◆ The problem ◆
Write out all of the data without omission, exactly as shown.
>> START
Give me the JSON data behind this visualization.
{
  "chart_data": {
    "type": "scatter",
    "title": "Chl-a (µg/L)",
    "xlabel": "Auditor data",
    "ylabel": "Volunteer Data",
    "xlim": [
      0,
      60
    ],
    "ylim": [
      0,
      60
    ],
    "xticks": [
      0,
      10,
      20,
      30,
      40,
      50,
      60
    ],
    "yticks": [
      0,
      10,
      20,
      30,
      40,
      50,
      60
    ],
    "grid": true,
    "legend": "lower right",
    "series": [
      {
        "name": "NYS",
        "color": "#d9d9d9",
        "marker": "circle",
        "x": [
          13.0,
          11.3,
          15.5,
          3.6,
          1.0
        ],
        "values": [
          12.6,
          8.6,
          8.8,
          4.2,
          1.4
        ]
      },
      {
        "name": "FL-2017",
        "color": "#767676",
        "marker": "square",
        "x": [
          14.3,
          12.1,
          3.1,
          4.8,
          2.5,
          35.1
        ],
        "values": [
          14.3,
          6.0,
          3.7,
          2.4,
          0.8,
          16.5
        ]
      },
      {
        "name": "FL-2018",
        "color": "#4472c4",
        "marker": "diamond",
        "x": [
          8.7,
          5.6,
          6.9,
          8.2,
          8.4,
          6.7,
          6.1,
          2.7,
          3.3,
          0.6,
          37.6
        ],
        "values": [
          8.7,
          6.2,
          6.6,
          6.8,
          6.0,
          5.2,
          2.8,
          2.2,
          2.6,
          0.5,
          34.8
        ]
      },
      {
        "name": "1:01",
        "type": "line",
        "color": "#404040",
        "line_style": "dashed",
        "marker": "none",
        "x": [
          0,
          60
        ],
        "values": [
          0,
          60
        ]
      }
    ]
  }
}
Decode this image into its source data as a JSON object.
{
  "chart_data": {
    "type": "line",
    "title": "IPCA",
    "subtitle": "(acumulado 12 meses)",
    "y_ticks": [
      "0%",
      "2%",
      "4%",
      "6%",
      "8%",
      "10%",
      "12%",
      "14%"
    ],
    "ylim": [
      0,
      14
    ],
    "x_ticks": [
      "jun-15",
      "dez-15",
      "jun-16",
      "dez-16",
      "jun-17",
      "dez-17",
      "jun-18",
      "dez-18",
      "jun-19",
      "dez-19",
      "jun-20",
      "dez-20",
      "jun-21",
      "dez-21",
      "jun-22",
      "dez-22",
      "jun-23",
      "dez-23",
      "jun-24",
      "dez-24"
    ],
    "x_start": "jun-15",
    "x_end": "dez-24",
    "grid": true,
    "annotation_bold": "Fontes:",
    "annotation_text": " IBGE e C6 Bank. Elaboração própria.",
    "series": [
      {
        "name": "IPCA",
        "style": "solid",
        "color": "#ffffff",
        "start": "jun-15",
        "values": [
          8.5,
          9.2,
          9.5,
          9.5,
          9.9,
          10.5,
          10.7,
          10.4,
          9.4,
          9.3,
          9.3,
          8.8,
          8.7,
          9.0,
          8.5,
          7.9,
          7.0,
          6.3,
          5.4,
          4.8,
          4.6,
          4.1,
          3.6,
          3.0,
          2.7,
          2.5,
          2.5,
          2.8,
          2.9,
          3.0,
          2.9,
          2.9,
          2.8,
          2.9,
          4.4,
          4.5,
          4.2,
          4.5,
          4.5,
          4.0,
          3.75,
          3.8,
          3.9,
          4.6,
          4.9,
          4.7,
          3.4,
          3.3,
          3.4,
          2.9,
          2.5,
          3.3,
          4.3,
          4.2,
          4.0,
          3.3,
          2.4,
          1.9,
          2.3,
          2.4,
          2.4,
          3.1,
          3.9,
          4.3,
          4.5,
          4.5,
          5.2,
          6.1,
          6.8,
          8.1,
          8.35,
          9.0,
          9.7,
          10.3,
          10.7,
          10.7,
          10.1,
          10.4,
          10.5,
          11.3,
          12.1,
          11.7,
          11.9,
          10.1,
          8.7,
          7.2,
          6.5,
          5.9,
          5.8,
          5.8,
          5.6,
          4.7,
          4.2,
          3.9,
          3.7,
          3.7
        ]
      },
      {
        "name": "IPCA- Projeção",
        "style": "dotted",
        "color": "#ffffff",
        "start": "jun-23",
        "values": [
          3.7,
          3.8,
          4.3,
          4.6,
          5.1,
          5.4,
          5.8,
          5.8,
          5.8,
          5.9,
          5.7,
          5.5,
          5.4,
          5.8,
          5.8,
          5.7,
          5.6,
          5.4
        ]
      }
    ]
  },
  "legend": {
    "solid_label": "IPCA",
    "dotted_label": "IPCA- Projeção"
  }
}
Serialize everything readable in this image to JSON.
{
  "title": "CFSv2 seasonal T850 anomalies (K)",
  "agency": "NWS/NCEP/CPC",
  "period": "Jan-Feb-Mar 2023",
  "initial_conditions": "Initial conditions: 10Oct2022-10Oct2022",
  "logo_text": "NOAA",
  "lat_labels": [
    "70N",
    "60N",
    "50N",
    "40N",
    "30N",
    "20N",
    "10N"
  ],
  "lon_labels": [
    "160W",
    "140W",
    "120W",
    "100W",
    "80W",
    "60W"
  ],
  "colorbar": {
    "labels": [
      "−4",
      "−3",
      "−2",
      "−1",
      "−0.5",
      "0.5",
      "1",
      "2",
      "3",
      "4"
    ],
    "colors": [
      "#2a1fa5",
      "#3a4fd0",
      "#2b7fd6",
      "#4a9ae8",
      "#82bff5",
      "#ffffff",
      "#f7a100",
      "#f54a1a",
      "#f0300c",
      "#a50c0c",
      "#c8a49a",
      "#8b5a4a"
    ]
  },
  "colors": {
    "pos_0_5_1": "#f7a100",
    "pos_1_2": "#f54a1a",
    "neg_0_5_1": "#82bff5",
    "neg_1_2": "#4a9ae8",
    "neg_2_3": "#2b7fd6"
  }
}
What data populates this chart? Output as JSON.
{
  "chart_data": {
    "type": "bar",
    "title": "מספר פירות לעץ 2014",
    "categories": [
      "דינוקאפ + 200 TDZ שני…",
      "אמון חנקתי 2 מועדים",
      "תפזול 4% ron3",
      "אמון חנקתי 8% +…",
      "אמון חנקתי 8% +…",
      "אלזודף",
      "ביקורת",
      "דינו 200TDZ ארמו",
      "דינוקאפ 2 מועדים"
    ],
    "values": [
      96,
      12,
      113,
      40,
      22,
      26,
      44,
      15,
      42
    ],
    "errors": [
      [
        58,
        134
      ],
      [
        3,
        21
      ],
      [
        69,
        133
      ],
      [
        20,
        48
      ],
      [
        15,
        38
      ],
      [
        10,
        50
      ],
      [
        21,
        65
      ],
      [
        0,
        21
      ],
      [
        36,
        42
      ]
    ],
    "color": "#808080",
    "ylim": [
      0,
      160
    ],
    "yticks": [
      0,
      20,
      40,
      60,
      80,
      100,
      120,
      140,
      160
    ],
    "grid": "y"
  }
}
>> END
◆ Response below ◆
Give me the JSON data behind this visualization.
{
  "chart_data": {
    "type": "scatter",
    "title": "Chl-a (µg/L)",
    "xlabel": "Auditor data",
    "ylabel": "Volunteer Data",
    "xlim": [
      0,
      60
    ],
    "ylim": [
      0,
      60
    ],
    "xticks": [
      0,
      10,
      20,
      30,
      40,
      50,
      60
    ],
    "yticks": [
      0,
      10,
      20,
      30,
      40,
      50,
      60
    ],
    "grid": true,
    "legend": "lower right",
    "series": [
      {
        "name": "NYS",
        "color": "#d9d9d9",
        "marker": "circle",
        "x": [
          13.0,
          11.3,
          15.5,
          3.6,
          1.0
        ],
        "values": [
          12.6,
          8.6,
          8.8,
          4.2,
          1.4
        ]
      },
      {
        "name": "FL-2017",
        "color": "#767676",
        "marker": "square",
        "x": [
          14.3,
          12.1,
          3.1,
          4.8,
          2.5,
          35.1
        ],
        "values": [
          14.3,
          6.0,
          3.7,
          2.4,
          0.8,
          16.5
        ]
      },
      {
        "name": "FL-2018",
        "color": "#4472c4",
        "marker": "diamond",
        "x": [
          8.7,
          5.6,
          6.9,
          8.2,
          8.4,
          6.7,
          6.1,
          2.7,
          3.3,
          0.6,
          37.6
        ],
        "values": [
          8.7,
          6.2,
          6.6,
          6.8,
          6.0,
          5.2,
          2.8,
          2.2,
          2.6,
          0.5,
          34.8
        ]
      },
      {
        "name": "1:01",
        "type": "line",
        "color": "#404040",
        "line_style": "dashed",
        "marker": "none",
        "x": [
          0,
          60
        ],
        "values": [
          0,
          60
        ]
      }
    ]
  }
}
Decode this image into its source data as a JSON object.
{
  "chart_data": {
    "type": "line",
    "title": "IPCA",
    "subtitle": "(acumulado 12 meses)",
    "y_ticks": [
      "0%",
      "2%",
      "4%",
      "6%",
      "8%",
      "10%",
      "12%",
      "14%"
    ],
    "ylim": [
      0,
      14
    ],
    "x_ticks": [
      "jun-15",
      "dez-15",
      "jun-16",
      "dez-16",
      "jun-17",
      "dez-17",
      "jun-18",
      "dez-18",
      "jun-19",
      "dez-19",
      "jun-20",
      "dez-20",
      "jun-21",
      "dez-21",
      "jun-22",
      "dez-22",
      "jun-23",
      "dez-23",
      "jun-24",
      "dez-24"
    ],
    "x_start": "jun-15",
    "x_end": "dez-24",
    "grid": true,
    "annotation_bold": "Fontes:",
    "annotation_text": " IBGE e C6 Bank. Elaboração própria.",
    "series": [
      {
        "name": "IPCA",
        "style": "solid",
        "color": "#ffffff",
        "start": "jun-15",
        "values": [
          8.5,
          9.2,
          9.5,
          9.5,
          9.9,
          10.5,
          10.7,
          10.4,
          9.4,
          9.3,
          9.3,
          8.8,
          8.7,
          9.0,
          8.5,
          7.9,
          7.0,
          6.3,
          5.4,
          4.8,
          4.6,
          4.1,
          3.6,
          3.0,
          2.7,
          2.5,
          2.5,
          2.8,
          2.9,
          3.0,
          2.9,
          2.9,
          2.8,
          2.9,
          4.4,
          4.5,
          4.2,
          4.5,
          4.5,
          4.0,
          3.75,
          3.8,
          3.9,
          4.6,
          4.9,
          4.7,
          3.4,
          3.3,
          3.4,
          2.9,
          2.5,
          3.3,
          4.3,
          4.2,
          4.0,
          3.3,
          2.4,
          1.9,
          2.3,
          2.4,
          2.4,
          3.1,
          3.9,
          4.3,
          4.5,
          4.5,
          5.2,
          6.1,
          6.8,
          8.1,
          8.35,
          9.0,
          9.7,
          10.3,
          10.7,
          10.7,
          10.1,
          10.4,
          10.5,
          11.3,
          12.1,
          11.7,
          11.9,
          10.1,
          8.7,
          7.2,
          6.5,
          5.9,
          5.8,
          5.8,
          5.6,
          4.7,
          4.2,
          3.9,
          3.7,
          3.7
        ]
      },
      {
        "name": "IPCA- Projeção",
        "style": "dotted",
        "color": "#ffffff",
        "start": "jun-23",
        "values": [
          3.7,
          3.8,
          4.3,
          4.6,
          5.1,
          5.4,
          5.8,
          5.8,
          5.8,
          5.9,
          5.7,
          5.5,
          5.4,
          5.8,
          5.8,
          5.7,
          5.6,
          5.4
        ]
      }
    ]
  },
  "legend": {
    "solid_label": "IPCA",
    "dotted_label": "IPCA- Projeção"
  }
}
Serialize everything readable in this image to JSON.
{
  "title": "CFSv2 seasonal T850 anomalies (K)",
  "agency": "NWS/NCEP/CPC",
  "period": "Jan-Feb-Mar 2023",
  "initial_conditions": "Initial conditions: 10Oct2022-10Oct2022",
  "logo_text": "NOAA",
  "lat_labels": [
    "70N",
    "60N",
    "50N",
    "40N",
    "30N",
    "20N",
    "10N"
  ],
  "lon_labels": [
    "160W",
    "140W",
    "120W",
    "100W",
    "80W",
    "60W"
  ],
  "colorbar": {
    "labels": [
      "−4",
      "−3",
      "−2",
      "−1",
      "−0.5",
      "0.5",
      "1",
      "2",
      "3",
      "4"
    ],
    "colors": [
      "#2a1fa5",
      "#3a4fd0",
      "#2b7fd6",
      "#4a9ae8",
      "#82bff5",
      "#ffffff",
      "#f7a100",
      "#f54a1a",
      "#f0300c",
      "#a50c0c",
      "#c8a49a",
      "#8b5a4a"
    ]
  },
  "colors": {
    "pos_0_5_1": "#f7a100",
    "pos_1_2": "#f54a1a",
    "neg_0_5_1": "#82bff5",
    "neg_1_2": "#4a9ae8",
    "neg_2_3": "#2b7fd6"
  }
}
What data populates this chart? Output as JSON.
{
  "chart_data": {
    "type": "bar",
    "title": "מספר פירות לעץ 2014",
    "categories": [
      "דינוקאפ + 200 TDZ שני…",
      "אמון חנקתי 2 מועדים",
      "תפזול 4% ron3",
      "אמון חנקתי 8% +…",
      "אמון חנקתי 8% +…",
      "אלזודף",
      "ביקורת",
      "דינו 200TDZ ארמו",
      "דינוקאפ 2 מועדים"
    ],
    "values": [
      96,
      12,
      113,
      40,
      22,
      26,
      44,
      15,
      42
    ],
    "errors": [
      [
        58,
        134
      ],
      [
        3,
        21
      ],
      [
        69,
        133
      ],
      [
        20,
        48
      ],
      [
        15,
        38
      ],
      [
        10,
        50
      ],
      [
        21,
        65
      ],
      [
        0,
        21
      ],
      [
        36,
        42
      ]
    ],
    "color": "#808080",
    "ylim": [
      0,
      160
    ],
    "yticks": [
      0,
      20,
      40,
      60,
      80,
      100,
      120,
      140,
      160
    ],
    "grid": "y"
  }
}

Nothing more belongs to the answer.